◆ **Task directions**
Once the pictures are set aside, transcribe the remaining data exactly.

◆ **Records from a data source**
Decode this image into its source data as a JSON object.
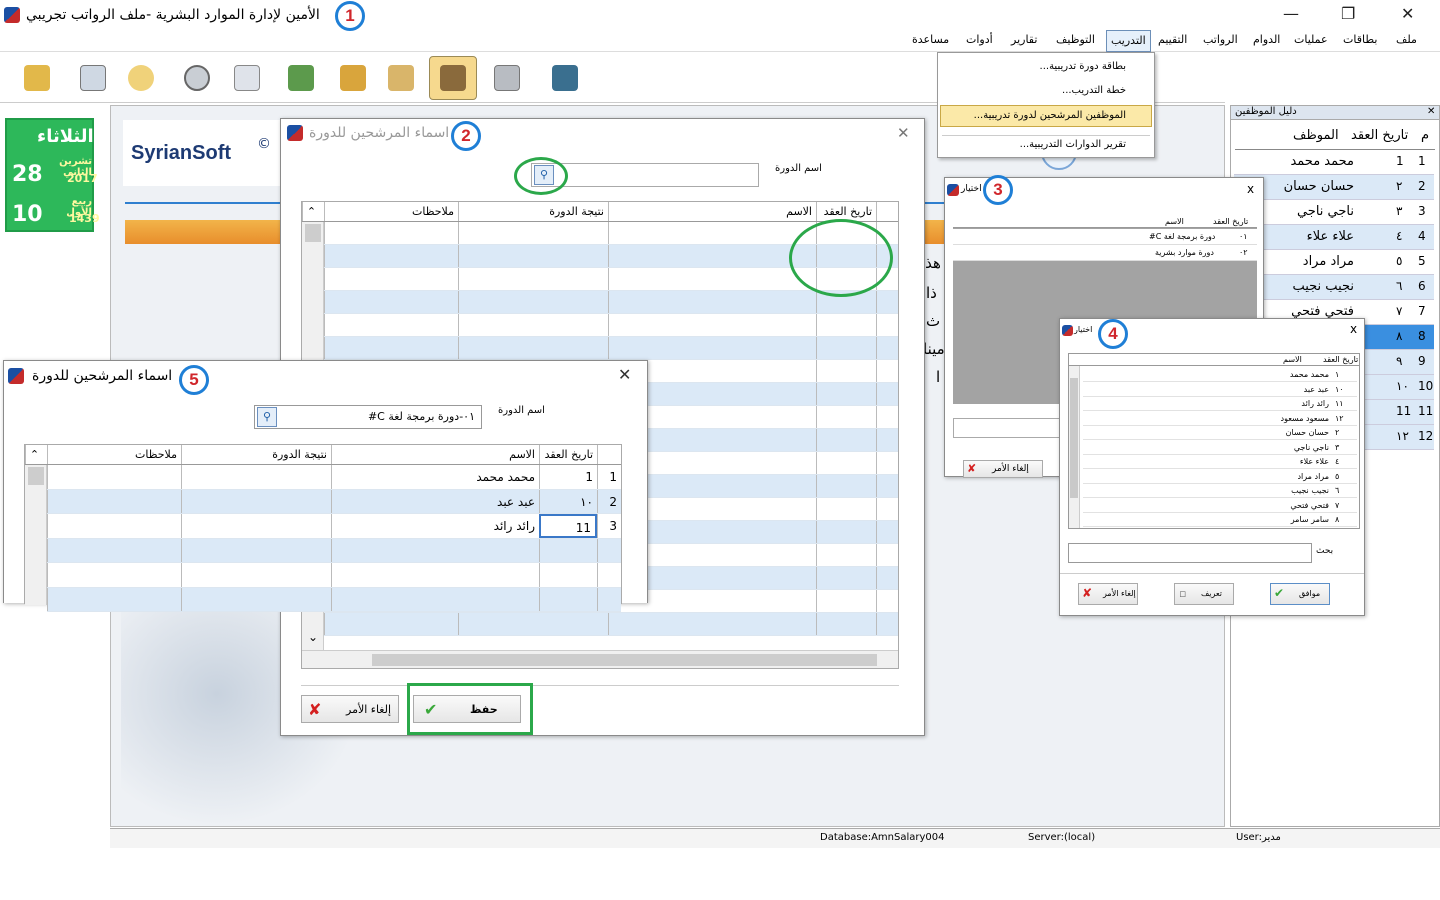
{
  "window": {
    "title": "الأمين لإدارة الموارد البشرية -ملف الرواتب تجريبي",
    "min": "—",
    "max": "❐",
    "close": "✕"
  },
  "callouts": [
    "1",
    "2",
    "3",
    "4",
    "5"
  ],
  "menu": [
    "ملف",
    "بطاقات",
    "عمليات",
    "الدوام",
    "الرواتب",
    "التقييم",
    "التدريب",
    "التوظيف",
    "تقارير",
    "أدوات",
    "مساعدة"
  ],
  "training_menu": {
    "items": [
      "بطاقة دورة تدريبية...",
      "خطة التدريب...",
      "الموظفين المرشحين لدورة تدريبية...",
      "تقرير الدوارات التدريبية..."
    ]
  },
  "toolbar": {
    "icons": [
      "exit-icon",
      "employee-card-icon",
      "pin-icon",
      "clock-icon",
      "schedule-icon",
      "payroll-icon",
      "books-icon",
      "documents-icon",
      "candidates-icon",
      "calculator-icon",
      "logout-icon"
    ]
  },
  "calendar": {
    "day_name": "الثلاثاء",
    "greg_day": "28",
    "greg_month": "تشرين الثاني",
    "greg_year": "2017",
    "hijri_day": "10",
    "hijri_month": "ربيع الأول",
    "hijri_year": "1439"
  },
  "brand": {
    "name": "SyrianSoft",
    "mark": "©"
  },
  "bg_text": [
    "هذا",
    "ذا",
    "م ث",
    "مينا",
    "ا"
  ],
  "employee_guide": {
    "title": "دليل الموظفين",
    "close": "✕",
    "headers": [
      "م",
      "تاريخ العقد",
      "الموظف"
    ],
    "rows": [
      [
        "1",
        "1",
        "محمد محمد"
      ],
      [
        "2",
        "٢",
        "حسان حسان"
      ],
      [
        "3",
        "٣",
        "ناجي ناجي"
      ],
      [
        "4",
        "٤",
        "علاء علاء"
      ],
      [
        "5",
        "٥",
        "مراد مراد"
      ],
      [
        "6",
        "٦",
        "نجيب نجيب"
      ],
      [
        "7",
        "٧",
        "فتحي فتحي"
      ],
      [
        "8",
        "٨",
        ""
      ],
      [
        "9",
        "٩",
        ""
      ],
      [
        "10",
        "١٠",
        ""
      ],
      [
        "11",
        "11",
        ""
      ],
      [
        "12",
        "١٢",
        ""
      ]
    ]
  },
  "dialog2": {
    "title": "اسماء المرشحين للدورة",
    "course_label": "اسم الدورة",
    "course_value": "",
    "headers": [
      "تاريخ العقد",
      "الاسم",
      "نتيجة الدورة",
      "ملاحظات"
    ],
    "save": "حفظ",
    "cancel": "إلغاء الأمر",
    "close": "✕"
  },
  "dialog3": {
    "title": "اختيار",
    "close": "x",
    "headers": [
      "تاريخ العقد",
      "الاسم"
    ],
    "rows": [
      [
        "٠١",
        "دورة برمجة لغة C#"
      ],
      [
        "٠٢",
        "دورة موارد بشرية"
      ]
    ],
    "cancel": "إلغاء الأمر"
  },
  "dialog4": {
    "title": "اختيار",
    "close": "x",
    "headers": [
      "تاريخ العقد",
      "الاسم"
    ],
    "rows": [
      [
        "١",
        "محمد محمد"
      ],
      [
        "١٠",
        "عبد عبد"
      ],
      [
        "١١",
        "رائد رائد"
      ],
      [
        "١٢",
        "مسعود مسعود"
      ],
      [
        "٢",
        "حسان حسان"
      ],
      [
        "٣",
        "ناجي ناجي"
      ],
      [
        "٤",
        "علاء علاء"
      ],
      [
        "٥",
        "مراد مراد"
      ],
      [
        "٦",
        "نجيب نجيب"
      ],
      [
        "٧",
        "فتحي فتحي"
      ],
      [
        "٨",
        "سامر سامر"
      ]
    ],
    "search_label": "بحث",
    "ok": "موافق",
    "define": "تعريف",
    "cancel": "إلغاء الأمر"
  },
  "dialog5": {
    "title": "اسماء المرشحين للدورة",
    "course_label": "اسم الدورة",
    "course_value": "٠١-دورة برمجة لغة C#",
    "headers": [
      "تاريخ العقد",
      "الاسم",
      "نتيجة الدورة",
      "ملاحظات"
    ],
    "rows": [
      [
        "1",
        "1",
        "محمد محمد"
      ],
      [
        "2",
        "١٠",
        "عبد عبد"
      ],
      [
        "3",
        "11",
        "رائد رائد"
      ]
    ],
    "close": "✕"
  },
  "status": {
    "database": "Database:AmnSalary004",
    "server": "Server:(local)",
    "user": "User:مدير"
  }
}
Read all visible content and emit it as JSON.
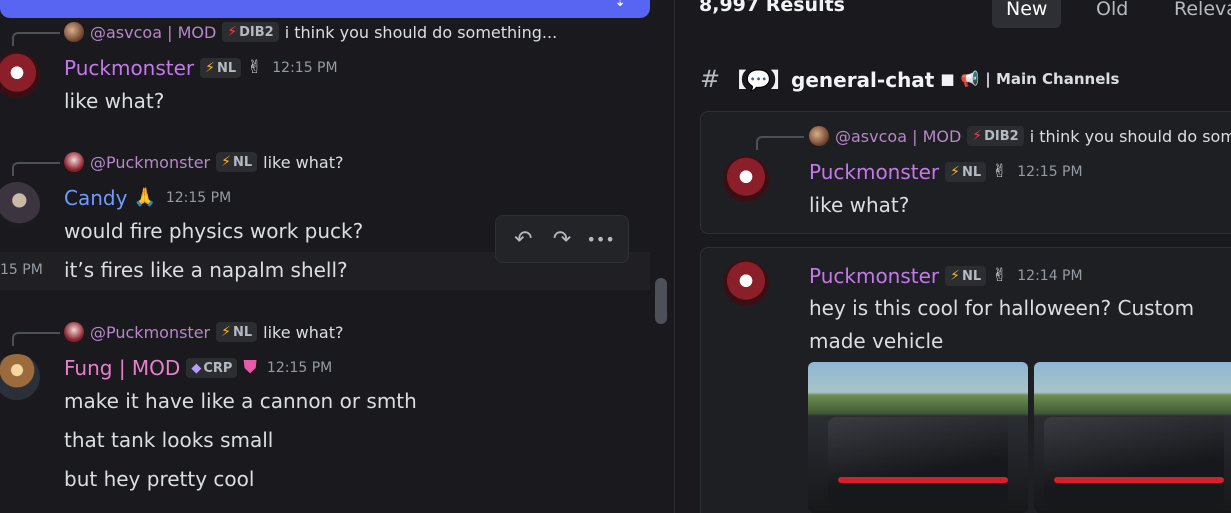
{
  "left_pane": {
    "jump_bar": {
      "label": "",
      "icon": "jump-icon"
    },
    "messages": [
      {
        "reply": {
          "author": "@asvcoa | MOD",
          "tag": "DIB2",
          "text": "i think you should do something..."
        },
        "author": "Puckmonster",
        "tag": "NL",
        "time": "12:15 PM",
        "lines": [
          "like what?"
        ]
      },
      {
        "reply": {
          "author": "@Puckmonster",
          "tag": "NL",
          "text": "like what?"
        },
        "author": "Candy",
        "time": "12:15 PM",
        "lines": [
          "would fire physics work puck?"
        ]
      },
      {
        "side_time": "15 PM",
        "lines": [
          "it’s fires like a napalm shell?"
        ]
      },
      {
        "reply": {
          "author": "@Puckmonster",
          "tag": "NL",
          "text": "like what?"
        },
        "author": "Fung | MOD",
        "tag": "CRP",
        "time": "12:15 PM",
        "lines": [
          "make it have like a cannon or smth",
          "that tank looks small",
          "but hey pretty cool"
        ]
      }
    ],
    "toolbar": {
      "reply_icon": "↶",
      "forward_icon": "↷",
      "more_icon": "•••"
    }
  },
  "right_pane": {
    "results_count": "8,997 Results",
    "sort_tabs": [
      {
        "label": "New",
        "active": true
      },
      {
        "label": "Old",
        "active": false
      },
      {
        "label": "Relevant",
        "active": false
      }
    ],
    "channel": {
      "hash": "#",
      "name": "【💬】general-chat",
      "category": "| Main Channels"
    },
    "results": [
      {
        "reply": {
          "author": "@asvcoa | MOD",
          "tag": "DIB2",
          "text": "i think you should do something..."
        },
        "author": "Puckmonster",
        "tag": "NL",
        "time": "12:15 PM",
        "lines": [
          "like what?"
        ]
      },
      {
        "author": "Puckmonster",
        "tag": "NL",
        "time": "12:14 PM",
        "lines": [
          "hey is this cool for halloween? Custom",
          "made vehicle"
        ]
      }
    ]
  },
  "colors": {
    "accent": "#5865f2",
    "mention_purple": "#c577ee",
    "mod_pink": "#e880c9",
    "candy_blue": "#6f9bff"
  }
}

◆ **Expected output**
Decode this image into its source data as a JSON object.
{
  "window": {
    "title": "الأمين لإدارة الموارد البشرية -ملف الرواتب تجريبي",
    "min": "—",
    "max": "❐",
    "close": "✕"
  },
  "callouts": [
    "1",
    "2",
    "3",
    "4",
    "5"
  ],
  "menu": [
    "ملف",
    "بطاقات",
    "عمليات",
    "الدوام",
    "الرواتب",
    "التقييم",
    "التدريب",
    "التوظيف",
    "تقارير",
    "أدوات",
    "مساعدة"
  ],
  "training_menu": {
    "items": [
      "بطاقة دورة تدريبية...",
      "خطة التدريب...",
      "الموظفين المرشحين لدورة تدريبية...",
      "تقرير الدوارات التدريبية..."
    ]
  },
  "toolbar": {
    "icons": [
      "exit-icon",
      "employee-card-icon",
      "pin-icon",
      "clock-icon",
      "schedule-icon",
      "payroll-icon",
      "books-icon",
      "documents-icon",
      "candidates-icon",
      "calculator-icon",
      "logout-icon"
    ]
  },
  "calendar": {
    "day_name": "الثلاثاء",
    "greg_day": "28",
    "greg_month": "تشرين الثاني",
    "greg_year": "2017",
    "hijri_day": "10",
    "hijri_month": "ربيع الأول",
    "hijri_year": "1439"
  },
  "brand": {
    "name": "SyrianSoft",
    "mark": "©"
  },
  "bg_text": [
    "هذا",
    "ذا",
    "م ث",
    "مينا",
    "ا"
  ],
  "employee_guide": {
    "title": "دليل الموظفين",
    "close": "✕",
    "headers": [
      "م",
      "تاريخ العقد",
      "الموظف"
    ],
    "rows": [
      [
        "1",
        "1",
        "محمد محمد"
      ],
      [
        "2",
        "٢",
        "حسان حسان"
      ],
      [
        "3",
        "٣",
        "ناجي ناجي"
      ],
      [
        "4",
        "٤",
        "علاء علاء"
      ],
      [
        "5",
        "٥",
        "مراد مراد"
      ],
      [
        "6",
        "٦",
        "نجيب نجيب"
      ],
      [
        "7",
        "٧",
        "فتحي فتحي"
      ],
      [
        "8",
        "٨",
        ""
      ],
      [
        "9",
        "٩",
        ""
      ],
      [
        "10",
        "١٠",
        ""
      ],
      [
        "11",
        "11",
        ""
      ],
      [
        "12",
        "١٢",
        ""
      ]
    ]
  },
  "dialog2": {
    "title": "اسماء المرشحين للدورة",
    "course_label": "اسم الدورة",
    "course_value": "",
    "headers": [
      "تاريخ العقد",
      "الاسم",
      "نتيجة الدورة",
      "ملاحظات"
    ],
    "save": "حفظ",
    "cancel": "إلغاء الأمر",
    "close": "✕"
  },
  "dialog3": {
    "title": "اختيار",
    "close": "x",
    "headers": [
      "تاريخ العقد",
      "الاسم"
    ],
    "rows": [
      [
        "٠١",
        "دورة برمجة لغة C#"
      ],
      [
        "٠٢",
        "دورة موارد بشرية"
      ]
    ],
    "cancel": "إلغاء الأمر"
  },
  "dialog4": {
    "title": "اختيار",
    "close": "x",
    "headers": [
      "تاريخ العقد",
      "الاسم"
    ],
    "rows": [
      [
        "١",
        "محمد محمد"
      ],
      [
        "١٠",
        "عبد عبد"
      ],
      [
        "١١",
        "رائد رائد"
      ],
      [
        "١٢",
        "مسعود مسعود"
      ],
      [
        "٢",
        "حسان حسان"
      ],
      [
        "٣",
        "ناجي ناجي"
      ],
      [
        "٤",
        "علاء علاء"
      ],
      [
        "٥",
        "مراد مراد"
      ],
      [
        "٦",
        "نجيب نجيب"
      ],
      [
        "٧",
        "فتحي فتحي"
      ],
      [
        "٨",
        "سامر سامر"
      ]
    ],
    "search_label": "بحث",
    "ok": "موافق",
    "define": "تعريف",
    "cancel": "إلغاء الأمر"
  },
  "dialog5": {
    "title": "اسماء المرشحين للدورة",
    "course_label": "اسم الدورة",
    "course_value": "٠١-دورة برمجة لغة C#",
    "headers": [
      "تاريخ العقد",
      "الاسم",
      "نتيجة الدورة",
      "ملاحظات"
    ],
    "rows": [
      [
        "1",
        "1",
        "محمد محمد"
      ],
      [
        "2",
        "١٠",
        "عبد عبد"
      ],
      [
        "3",
        "11",
        "رائد رائد"
      ]
    ],
    "close": "✕"
  },
  "status": {
    "database": "Database:AmnSalary004",
    "server": "Server:(local)",
    "user": "User:مدير"
  }
}
Read all visible content and emit it as JSON.
{
  "left_pane": {
    "jump_bar": {
      "label": "",
      "icon": "jump-icon"
    },
    "messages": [
      {
        "reply": {
          "author": "@asvcoa | MOD",
          "tag": "DIB2",
          "text": "i think you should do something..."
        },
        "author": "Puckmonster",
        "tag": "NL",
        "time": "12:15 PM",
        "lines": [
          "like what?"
        ]
      },
      {
        "reply": {
          "author": "@Puckmonster",
          "tag": "NL",
          "text": "like what?"
        },
        "author": "Candy",
        "time": "12:15 PM",
        "lines": [
          "would fire physics work puck?"
        ]
      },
      {
        "side_time": "15 PM",
        "lines": [
          "it’s fires like a napalm shell?"
        ]
      },
      {
        "reply": {
          "author": "@Puckmonster",
          "tag": "NL",
          "text": "like what?"
        },
        "author": "Fung | MOD",
        "tag": "CRP",
        "time": "12:15 PM",
        "lines": [
          "make it have like a cannon or smth",
          "that tank looks small",
          "but hey pretty cool"
        ]
      }
    ],
    "toolbar": {
      "reply_icon": "↶",
      "forward_icon": "↷",
      "more_icon": "•••"
    }
  },
  "right_pane": {
    "results_count": "8,997 Results",
    "sort_tabs": [
      {
        "label": "New",
        "active": true
      },
      {
        "label": "Old",
        "active": false
      },
      {
        "label": "Relevant",
        "active": false
      }
    ],
    "channel": {
      "hash": "#",
      "name": "【💬】general-chat",
      "category": "| Main Channels"
    },
    "results": [
      {
        "reply": {
          "author": "@asvcoa | MOD",
          "tag": "DIB2",
          "text": "i think you should do something..."
        },
        "author": "Puckmonster",
        "tag": "NL",
        "time": "12:15 PM",
        "lines": [
          "like what?"
        ]
      },
      {
        "author": "Puckmonster",
        "tag": "NL",
        "time": "12:14 PM",
        "lines": [
          "hey is this cool for halloween? Custom",
          "made vehicle"
        ]
      }
    ]
  },
  "colors": {
    "accent": "#5865f2",
    "mention_purple": "#c577ee",
    "mod_pink": "#e880c9",
    "candy_blue": "#6f9bff"
  }
}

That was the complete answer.